**Aim of the exercise:**
Scan the material that follows. Copy every line containing the word "Connection".

**Records provided:**
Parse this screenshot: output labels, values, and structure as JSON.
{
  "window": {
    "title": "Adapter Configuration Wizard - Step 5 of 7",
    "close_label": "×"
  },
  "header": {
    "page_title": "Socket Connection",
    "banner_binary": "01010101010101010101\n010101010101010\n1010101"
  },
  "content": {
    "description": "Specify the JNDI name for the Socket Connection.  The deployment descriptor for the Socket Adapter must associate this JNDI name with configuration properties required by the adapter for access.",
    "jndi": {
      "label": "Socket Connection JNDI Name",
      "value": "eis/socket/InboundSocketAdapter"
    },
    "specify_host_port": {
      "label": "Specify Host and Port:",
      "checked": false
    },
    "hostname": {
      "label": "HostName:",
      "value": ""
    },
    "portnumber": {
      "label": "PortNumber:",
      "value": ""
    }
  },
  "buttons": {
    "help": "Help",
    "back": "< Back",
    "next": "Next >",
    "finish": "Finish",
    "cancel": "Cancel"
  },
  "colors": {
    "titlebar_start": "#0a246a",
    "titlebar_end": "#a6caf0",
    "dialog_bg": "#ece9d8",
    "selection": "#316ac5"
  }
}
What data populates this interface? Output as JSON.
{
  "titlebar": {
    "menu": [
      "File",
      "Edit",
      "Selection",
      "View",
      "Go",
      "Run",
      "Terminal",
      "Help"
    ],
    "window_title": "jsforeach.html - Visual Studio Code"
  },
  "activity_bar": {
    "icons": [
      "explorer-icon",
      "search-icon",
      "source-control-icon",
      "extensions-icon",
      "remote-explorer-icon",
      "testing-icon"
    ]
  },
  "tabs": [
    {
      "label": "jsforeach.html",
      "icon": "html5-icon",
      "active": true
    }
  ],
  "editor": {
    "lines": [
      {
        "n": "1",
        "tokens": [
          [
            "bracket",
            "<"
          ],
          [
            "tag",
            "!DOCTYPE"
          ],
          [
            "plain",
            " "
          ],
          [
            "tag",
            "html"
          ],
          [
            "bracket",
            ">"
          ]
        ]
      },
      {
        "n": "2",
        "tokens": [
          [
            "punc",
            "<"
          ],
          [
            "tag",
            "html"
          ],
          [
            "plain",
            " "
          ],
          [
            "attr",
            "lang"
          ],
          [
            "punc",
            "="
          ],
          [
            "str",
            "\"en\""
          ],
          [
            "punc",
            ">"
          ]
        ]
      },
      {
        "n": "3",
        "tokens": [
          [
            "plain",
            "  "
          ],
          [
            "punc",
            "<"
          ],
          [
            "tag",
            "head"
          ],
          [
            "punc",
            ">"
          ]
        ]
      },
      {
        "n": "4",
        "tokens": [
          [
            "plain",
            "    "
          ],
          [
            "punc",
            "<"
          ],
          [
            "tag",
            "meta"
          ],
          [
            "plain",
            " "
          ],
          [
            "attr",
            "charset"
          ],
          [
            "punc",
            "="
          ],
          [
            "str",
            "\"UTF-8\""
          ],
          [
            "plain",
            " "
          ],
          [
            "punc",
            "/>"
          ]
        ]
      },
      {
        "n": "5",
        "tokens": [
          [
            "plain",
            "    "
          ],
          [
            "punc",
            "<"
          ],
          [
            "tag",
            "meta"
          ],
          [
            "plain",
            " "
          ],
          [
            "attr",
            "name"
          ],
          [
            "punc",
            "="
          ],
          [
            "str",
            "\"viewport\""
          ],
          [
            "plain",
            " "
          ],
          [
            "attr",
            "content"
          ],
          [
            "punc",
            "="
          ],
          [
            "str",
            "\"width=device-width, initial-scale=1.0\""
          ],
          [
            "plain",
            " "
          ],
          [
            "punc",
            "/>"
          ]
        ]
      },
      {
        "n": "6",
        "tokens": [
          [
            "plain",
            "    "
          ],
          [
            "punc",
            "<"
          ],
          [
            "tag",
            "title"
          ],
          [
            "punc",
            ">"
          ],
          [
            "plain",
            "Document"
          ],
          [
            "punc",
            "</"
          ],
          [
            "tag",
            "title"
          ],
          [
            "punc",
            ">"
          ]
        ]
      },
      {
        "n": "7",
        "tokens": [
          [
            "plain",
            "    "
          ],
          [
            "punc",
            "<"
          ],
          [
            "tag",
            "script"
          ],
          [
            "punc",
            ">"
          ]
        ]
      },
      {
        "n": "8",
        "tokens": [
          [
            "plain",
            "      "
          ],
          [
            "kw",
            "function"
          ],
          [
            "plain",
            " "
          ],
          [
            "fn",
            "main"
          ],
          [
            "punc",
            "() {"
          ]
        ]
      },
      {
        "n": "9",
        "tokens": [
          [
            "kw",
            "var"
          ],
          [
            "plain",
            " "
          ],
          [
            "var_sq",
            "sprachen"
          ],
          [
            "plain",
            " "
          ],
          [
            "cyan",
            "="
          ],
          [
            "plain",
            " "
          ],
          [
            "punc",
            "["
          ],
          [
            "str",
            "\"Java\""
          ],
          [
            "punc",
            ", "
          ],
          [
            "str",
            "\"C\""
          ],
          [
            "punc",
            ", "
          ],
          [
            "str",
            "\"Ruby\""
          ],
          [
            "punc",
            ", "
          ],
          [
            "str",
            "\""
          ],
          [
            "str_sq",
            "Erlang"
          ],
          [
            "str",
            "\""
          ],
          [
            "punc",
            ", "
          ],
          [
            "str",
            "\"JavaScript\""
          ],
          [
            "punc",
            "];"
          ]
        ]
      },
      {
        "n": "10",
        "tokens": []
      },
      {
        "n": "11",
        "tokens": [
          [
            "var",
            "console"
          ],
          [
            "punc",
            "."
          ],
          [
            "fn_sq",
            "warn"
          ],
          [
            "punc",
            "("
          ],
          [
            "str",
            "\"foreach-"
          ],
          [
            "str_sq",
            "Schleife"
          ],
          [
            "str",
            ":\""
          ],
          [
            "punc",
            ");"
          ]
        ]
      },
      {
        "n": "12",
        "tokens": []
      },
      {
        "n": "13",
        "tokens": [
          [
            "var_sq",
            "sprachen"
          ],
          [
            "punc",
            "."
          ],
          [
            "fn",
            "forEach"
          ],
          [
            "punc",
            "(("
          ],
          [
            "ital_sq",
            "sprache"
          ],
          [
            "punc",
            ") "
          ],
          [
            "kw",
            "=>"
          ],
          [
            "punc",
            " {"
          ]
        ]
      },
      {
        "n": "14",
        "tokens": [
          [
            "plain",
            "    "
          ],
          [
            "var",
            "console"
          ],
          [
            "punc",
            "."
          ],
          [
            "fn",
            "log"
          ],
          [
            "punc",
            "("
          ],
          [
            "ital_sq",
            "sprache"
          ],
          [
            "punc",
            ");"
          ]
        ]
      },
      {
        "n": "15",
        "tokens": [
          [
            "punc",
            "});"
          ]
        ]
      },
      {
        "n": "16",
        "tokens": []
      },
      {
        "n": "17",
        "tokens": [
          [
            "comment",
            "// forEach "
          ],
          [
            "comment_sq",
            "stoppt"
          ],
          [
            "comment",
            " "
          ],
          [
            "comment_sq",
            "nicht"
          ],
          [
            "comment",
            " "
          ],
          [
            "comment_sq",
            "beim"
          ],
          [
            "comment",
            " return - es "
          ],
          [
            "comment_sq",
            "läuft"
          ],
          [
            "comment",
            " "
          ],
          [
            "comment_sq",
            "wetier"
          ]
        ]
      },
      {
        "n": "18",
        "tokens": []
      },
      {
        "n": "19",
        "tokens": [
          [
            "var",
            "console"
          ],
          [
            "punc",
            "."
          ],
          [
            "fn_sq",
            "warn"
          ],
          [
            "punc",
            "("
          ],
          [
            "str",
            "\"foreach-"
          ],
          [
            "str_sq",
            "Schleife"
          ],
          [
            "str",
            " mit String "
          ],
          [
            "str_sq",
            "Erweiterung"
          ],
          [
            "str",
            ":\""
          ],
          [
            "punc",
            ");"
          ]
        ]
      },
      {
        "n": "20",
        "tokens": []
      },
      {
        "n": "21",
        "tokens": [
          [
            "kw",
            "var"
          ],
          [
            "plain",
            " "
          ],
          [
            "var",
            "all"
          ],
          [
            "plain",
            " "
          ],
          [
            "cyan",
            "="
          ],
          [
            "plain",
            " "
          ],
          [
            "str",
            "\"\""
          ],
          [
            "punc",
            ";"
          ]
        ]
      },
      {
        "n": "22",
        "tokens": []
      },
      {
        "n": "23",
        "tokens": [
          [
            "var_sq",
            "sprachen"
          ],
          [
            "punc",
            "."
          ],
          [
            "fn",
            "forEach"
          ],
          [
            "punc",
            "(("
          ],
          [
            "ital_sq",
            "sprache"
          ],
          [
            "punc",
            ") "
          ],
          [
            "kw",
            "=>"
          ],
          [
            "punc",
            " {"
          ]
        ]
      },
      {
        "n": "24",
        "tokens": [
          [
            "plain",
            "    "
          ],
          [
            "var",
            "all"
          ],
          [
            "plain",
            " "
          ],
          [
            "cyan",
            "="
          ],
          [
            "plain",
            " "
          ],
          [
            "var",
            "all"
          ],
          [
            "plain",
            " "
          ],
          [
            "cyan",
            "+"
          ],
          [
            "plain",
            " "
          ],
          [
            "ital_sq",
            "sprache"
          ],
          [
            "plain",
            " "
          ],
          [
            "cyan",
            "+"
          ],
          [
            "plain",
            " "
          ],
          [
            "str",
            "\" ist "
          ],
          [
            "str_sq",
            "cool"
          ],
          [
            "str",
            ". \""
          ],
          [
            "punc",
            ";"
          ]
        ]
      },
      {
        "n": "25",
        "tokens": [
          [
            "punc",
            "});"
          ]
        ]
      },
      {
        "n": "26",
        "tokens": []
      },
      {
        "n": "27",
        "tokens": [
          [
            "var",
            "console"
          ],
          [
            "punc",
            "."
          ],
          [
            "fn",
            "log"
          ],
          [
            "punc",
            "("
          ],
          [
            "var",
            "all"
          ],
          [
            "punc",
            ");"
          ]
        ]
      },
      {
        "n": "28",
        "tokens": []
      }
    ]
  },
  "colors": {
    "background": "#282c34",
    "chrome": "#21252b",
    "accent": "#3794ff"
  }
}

**Solution:**
    "page_title": "Socket Connection",
    "description": "Specify the JNDI name for the Socket Connection.  The deployment descriptor for the Socket Adapter must associate this JNDI name with configuration properties required by the adapter for access.",
      "label": "Socket Connection JNDI Name",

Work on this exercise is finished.